» Extracts from a graphics dataset
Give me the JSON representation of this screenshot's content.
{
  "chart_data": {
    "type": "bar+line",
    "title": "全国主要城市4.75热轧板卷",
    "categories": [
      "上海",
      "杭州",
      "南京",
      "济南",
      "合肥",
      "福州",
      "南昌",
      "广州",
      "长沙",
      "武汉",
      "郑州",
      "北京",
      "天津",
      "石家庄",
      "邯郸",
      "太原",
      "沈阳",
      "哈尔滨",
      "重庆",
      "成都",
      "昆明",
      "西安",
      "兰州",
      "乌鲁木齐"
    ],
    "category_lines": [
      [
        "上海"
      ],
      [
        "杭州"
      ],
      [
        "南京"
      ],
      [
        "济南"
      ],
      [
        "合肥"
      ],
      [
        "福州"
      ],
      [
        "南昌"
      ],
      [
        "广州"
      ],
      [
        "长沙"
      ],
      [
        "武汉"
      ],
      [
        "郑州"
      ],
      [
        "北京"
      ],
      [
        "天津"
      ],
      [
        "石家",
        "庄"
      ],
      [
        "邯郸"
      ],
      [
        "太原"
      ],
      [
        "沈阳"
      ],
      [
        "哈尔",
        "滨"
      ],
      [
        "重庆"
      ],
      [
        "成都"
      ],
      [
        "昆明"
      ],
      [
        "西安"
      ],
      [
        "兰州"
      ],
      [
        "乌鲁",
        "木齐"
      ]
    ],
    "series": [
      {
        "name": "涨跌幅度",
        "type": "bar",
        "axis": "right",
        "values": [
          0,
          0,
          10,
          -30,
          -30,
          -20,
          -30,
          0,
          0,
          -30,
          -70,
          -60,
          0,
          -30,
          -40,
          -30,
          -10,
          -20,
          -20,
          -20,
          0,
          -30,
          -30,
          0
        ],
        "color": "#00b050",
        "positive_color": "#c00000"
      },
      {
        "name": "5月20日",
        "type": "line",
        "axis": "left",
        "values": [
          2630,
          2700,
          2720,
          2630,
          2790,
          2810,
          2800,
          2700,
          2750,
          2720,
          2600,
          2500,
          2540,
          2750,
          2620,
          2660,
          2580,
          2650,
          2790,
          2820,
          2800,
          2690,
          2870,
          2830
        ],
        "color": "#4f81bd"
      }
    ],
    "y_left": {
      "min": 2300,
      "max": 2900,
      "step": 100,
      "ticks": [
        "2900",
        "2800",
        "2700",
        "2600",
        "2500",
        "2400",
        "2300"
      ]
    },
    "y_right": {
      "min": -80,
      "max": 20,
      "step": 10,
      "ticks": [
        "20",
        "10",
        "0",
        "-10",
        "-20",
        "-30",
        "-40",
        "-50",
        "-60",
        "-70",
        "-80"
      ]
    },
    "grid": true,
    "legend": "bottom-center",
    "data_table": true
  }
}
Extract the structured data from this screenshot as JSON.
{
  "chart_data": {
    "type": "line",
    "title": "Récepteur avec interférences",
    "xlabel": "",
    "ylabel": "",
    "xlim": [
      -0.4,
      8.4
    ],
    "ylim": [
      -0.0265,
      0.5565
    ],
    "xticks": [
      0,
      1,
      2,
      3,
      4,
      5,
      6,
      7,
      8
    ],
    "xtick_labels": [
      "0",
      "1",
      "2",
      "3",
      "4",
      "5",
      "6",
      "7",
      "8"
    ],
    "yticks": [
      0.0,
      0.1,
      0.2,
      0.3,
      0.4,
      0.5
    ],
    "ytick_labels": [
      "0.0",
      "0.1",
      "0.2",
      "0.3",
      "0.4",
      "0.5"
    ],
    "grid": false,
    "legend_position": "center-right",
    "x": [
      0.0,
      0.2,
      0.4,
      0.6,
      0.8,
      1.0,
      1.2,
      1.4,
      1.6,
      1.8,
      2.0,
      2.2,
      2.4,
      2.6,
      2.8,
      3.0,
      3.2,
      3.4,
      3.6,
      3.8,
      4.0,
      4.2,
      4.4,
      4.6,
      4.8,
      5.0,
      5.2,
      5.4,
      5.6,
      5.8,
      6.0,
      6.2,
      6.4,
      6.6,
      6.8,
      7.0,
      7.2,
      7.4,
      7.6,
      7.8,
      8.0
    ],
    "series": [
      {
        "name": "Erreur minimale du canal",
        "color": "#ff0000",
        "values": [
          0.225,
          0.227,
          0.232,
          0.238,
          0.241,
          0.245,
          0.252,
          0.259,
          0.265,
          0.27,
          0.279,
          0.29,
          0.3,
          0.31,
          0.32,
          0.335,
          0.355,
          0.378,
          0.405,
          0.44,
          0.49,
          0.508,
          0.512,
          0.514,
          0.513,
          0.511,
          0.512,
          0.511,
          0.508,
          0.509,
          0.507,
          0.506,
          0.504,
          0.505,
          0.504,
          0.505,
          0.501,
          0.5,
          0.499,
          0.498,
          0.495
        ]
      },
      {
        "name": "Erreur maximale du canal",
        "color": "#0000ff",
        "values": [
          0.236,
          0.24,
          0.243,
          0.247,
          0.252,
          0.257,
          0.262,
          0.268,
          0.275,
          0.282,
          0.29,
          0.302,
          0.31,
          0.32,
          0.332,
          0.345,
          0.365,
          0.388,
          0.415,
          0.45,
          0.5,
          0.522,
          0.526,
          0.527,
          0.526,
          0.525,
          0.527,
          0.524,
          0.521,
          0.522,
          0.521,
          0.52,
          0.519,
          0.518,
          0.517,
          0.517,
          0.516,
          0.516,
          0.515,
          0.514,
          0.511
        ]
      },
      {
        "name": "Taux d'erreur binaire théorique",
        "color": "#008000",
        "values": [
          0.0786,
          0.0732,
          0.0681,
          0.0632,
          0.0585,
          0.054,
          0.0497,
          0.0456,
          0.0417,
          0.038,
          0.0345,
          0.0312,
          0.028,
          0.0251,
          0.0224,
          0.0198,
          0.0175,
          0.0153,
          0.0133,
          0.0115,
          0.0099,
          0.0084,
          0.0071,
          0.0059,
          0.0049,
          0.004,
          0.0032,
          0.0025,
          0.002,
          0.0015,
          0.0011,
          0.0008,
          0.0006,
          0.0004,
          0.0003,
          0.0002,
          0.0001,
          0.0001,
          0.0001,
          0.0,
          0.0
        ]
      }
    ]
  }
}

» The problem
Exact output of every entry is required.

» The solution
Give me the JSON representation of this screenshot's content.
{
  "chart_data": {
    "type": "bar+line",
    "title": "全国主要城市4.75热轧板卷",
    "categories": [
      "上海",
      "杭州",
      "南京",
      "济南",
      "合肥",
      "福州",
      "南昌",
      "广州",
      "长沙",
      "武汉",
      "郑州",
      "北京",
      "天津",
      "石家庄",
      "邯郸",
      "太原",
      "沈阳",
      "哈尔滨",
      "重庆",
      "成都",
      "昆明",
      "西安",
      "兰州",
      "乌鲁木齐"
    ],
    "category_lines": [
      [
        "上海"
      ],
      [
        "杭州"
      ],
      [
        "南京"
      ],
      [
        "济南"
      ],
      [
        "合肥"
      ],
      [
        "福州"
      ],
      [
        "南昌"
      ],
      [
        "广州"
      ],
      [
        "长沙"
      ],
      [
        "武汉"
      ],
      [
        "郑州"
      ],
      [
        "北京"
      ],
      [
        "天津"
      ],
      [
        "石家",
        "庄"
      ],
      [
        "邯郸"
      ],
      [
        "太原"
      ],
      [
        "沈阳"
      ],
      [
        "哈尔",
        "滨"
      ],
      [
        "重庆"
      ],
      [
        "成都"
      ],
      [
        "昆明"
      ],
      [
        "西安"
      ],
      [
        "兰州"
      ],
      [
        "乌鲁",
        "木齐"
      ]
    ],
    "series": [
      {
        "name": "涨跌幅度",
        "type": "bar",
        "axis": "right",
        "values": [
          0,
          0,
          10,
          -30,
          -30,
          -20,
          -30,
          0,
          0,
          -30,
          -70,
          -60,
          0,
          -30,
          -40,
          -30,
          -10,
          -20,
          -20,
          -20,
          0,
          -30,
          -30,
          0
        ],
        "color": "#00b050",
        "positive_color": "#c00000"
      },
      {
        "name": "5月20日",
        "type": "line",
        "axis": "left",
        "values": [
          2630,
          2700,
          2720,
          2630,
          2790,
          2810,
          2800,
          2700,
          2750,
          2720,
          2600,
          2500,
          2540,
          2750,
          2620,
          2660,
          2580,
          2650,
          2790,
          2820,
          2800,
          2690,
          2870,
          2830
        ],
        "color": "#4f81bd"
      }
    ],
    "y_left": {
      "min": 2300,
      "max": 2900,
      "step": 100,
      "ticks": [
        "2900",
        "2800",
        "2700",
        "2600",
        "2500",
        "2400",
        "2300"
      ]
    },
    "y_right": {
      "min": -80,
      "max": 20,
      "step": 10,
      "ticks": [
        "20",
        "10",
        "0",
        "-10",
        "-20",
        "-30",
        "-40",
        "-50",
        "-60",
        "-70",
        "-80"
      ]
    },
    "grid": true,
    "legend": "bottom-center",
    "data_table": true
  }
}
Extract the structured data from this screenshot as JSON.
{
  "chart_data": {
    "type": "line",
    "title": "Récepteur avec interférences",
    "xlabel": "",
    "ylabel": "",
    "xlim": [
      -0.4,
      8.4
    ],
    "ylim": [
      -0.0265,
      0.5565
    ],
    "xticks": [
      0,
      1,
      2,
      3,
      4,
      5,
      6,
      7,
      8
    ],
    "xtick_labels": [
      "0",
      "1",
      "2",
      "3",
      "4",
      "5",
      "6",
      "7",
      "8"
    ],
    "yticks": [
      0.0,
      0.1,
      0.2,
      0.3,
      0.4,
      0.5
    ],
    "ytick_labels": [
      "0.0",
      "0.1",
      "0.2",
      "0.3",
      "0.4",
      "0.5"
    ],
    "grid": false,
    "legend_position": "center-right",
    "x": [
      0.0,
      0.2,
      0.4,
      0.6,
      0.8,
      1.0,
      1.2,
      1.4,
      1.6,
      1.8,
      2.0,
      2.2,
      2.4,
      2.6,
      2.8,
      3.0,
      3.2,
      3.4,
      3.6,
      3.8,
      4.0,
      4.2,
      4.4,
      4.6,
      4.8,
      5.0,
      5.2,
      5.4,
      5.6,
      5.8,
      6.0,
      6.2,
      6.4,
      6.6,
      6.8,
      7.0,
      7.2,
      7.4,
      7.6,
      7.8,
      8.0
    ],
    "series": [
      {
        "name": "Erreur minimale du canal",
        "color": "#ff0000",
        "values": [
          0.225,
          0.227,
          0.232,
          0.238,
          0.241,
          0.245,
          0.252,
          0.259,
          0.265,
          0.27,
          0.279,
          0.29,
          0.3,
          0.31,
          0.32,
          0.335,
          0.355,
          0.378,
          0.405,
          0.44,
          0.49,
          0.508,
          0.512,
          0.514,
          0.513,
          0.511,
          0.512,
          0.511,
          0.508,
          0.509,
          0.507,
          0.506,
          0.504,
          0.505,
          0.504,
          0.505,
          0.501,
          0.5,
          0.499,
          0.498,
          0.495
        ]
      },
      {
        "name": "Erreur maximale du canal",
        "color": "#0000ff",
        "values": [
          0.236,
          0.24,
          0.243,
          0.247,
          0.252,
          0.257,
          0.262,
          0.268,
          0.275,
          0.282,
          0.29,
          0.302,
          0.31,
          0.32,
          0.332,
          0.345,
          0.365,
          0.388,
          0.415,
          0.45,
          0.5,
          0.522,
          0.526,
          0.527,
          0.526,
          0.525,
          0.527,
          0.524,
          0.521,
          0.522,
          0.521,
          0.52,
          0.519,
          0.518,
          0.517,
          0.517,
          0.516,
          0.516,
          0.515,
          0.514,
          0.511
        ]
      },
      {
        "name": "Taux d'erreur binaire théorique",
        "color": "#008000",
        "values": [
          0.0786,
          0.0732,
          0.0681,
          0.0632,
          0.0585,
          0.054,
          0.0497,
          0.0456,
          0.0417,
          0.038,
          0.0345,
          0.0312,
          0.028,
          0.0251,
          0.0224,
          0.0198,
          0.0175,
          0.0153,
          0.0133,
          0.0115,
          0.0099,
          0.0084,
          0.0071,
          0.0059,
          0.0049,
          0.004,
          0.0032,
          0.0025,
          0.002,
          0.0015,
          0.0011,
          0.0008,
          0.0006,
          0.0004,
          0.0003,
          0.0002,
          0.0001,
          0.0001,
          0.0001,
          0.0,
          0.0
        ]
      }
    ]
  }
}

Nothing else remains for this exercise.